* WORK TO COMPLETE: Please transcribe the listing below in full and word for word, without its pictures.

[start of DATASET ROWS]

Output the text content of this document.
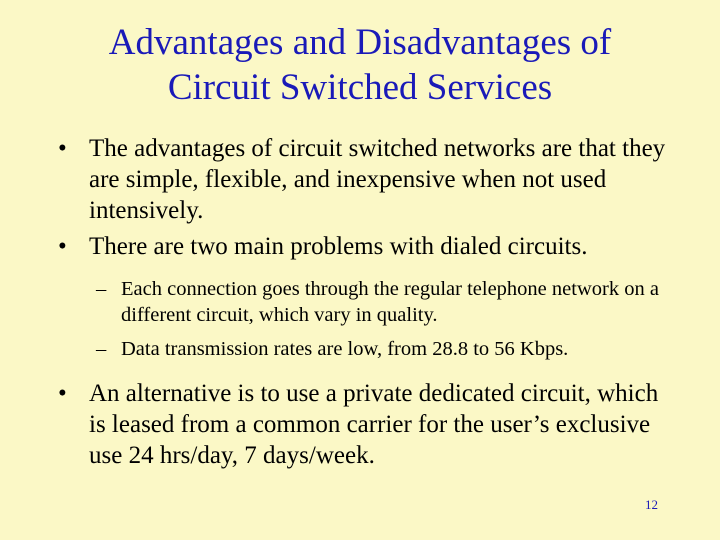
Advantages and Disadvantages of
Circuit Switched Services
• The advantages of circuit switched networks are that they are simple, flexible, and inexpensive when not used intensively.
• There are two main problems with dialed circuits.
– Each connection goes through the regular telephone network on a different circuit, which vary in quality.
– Data transmission rates are low, from 28.8 to 56 Kbps.
• An alternative is to use a private dedicated circuit, which is leased from a common carrier for the user’s exclusive use 24 hrs/day, 7 days/week.
12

[end of DATASET ROWS]

* SOLUTION:
Output the text content of this document.
Advantages and Disadvantages of
Circuit Switched Services
• The advantages of circuit switched networks are that they are simple, flexible, and inexpensive when not used intensively.
• There are two main problems with dialed circuits.
– Each connection goes through the regular telephone network on a different circuit, which vary in quality.
– Data transmission rates are low, from 28.8 to 56 Kbps.
• An alternative is to use a private dedicated circuit, which is leased from a common carrier for the user’s exclusive use 24 hrs/day, 7 days/week.
12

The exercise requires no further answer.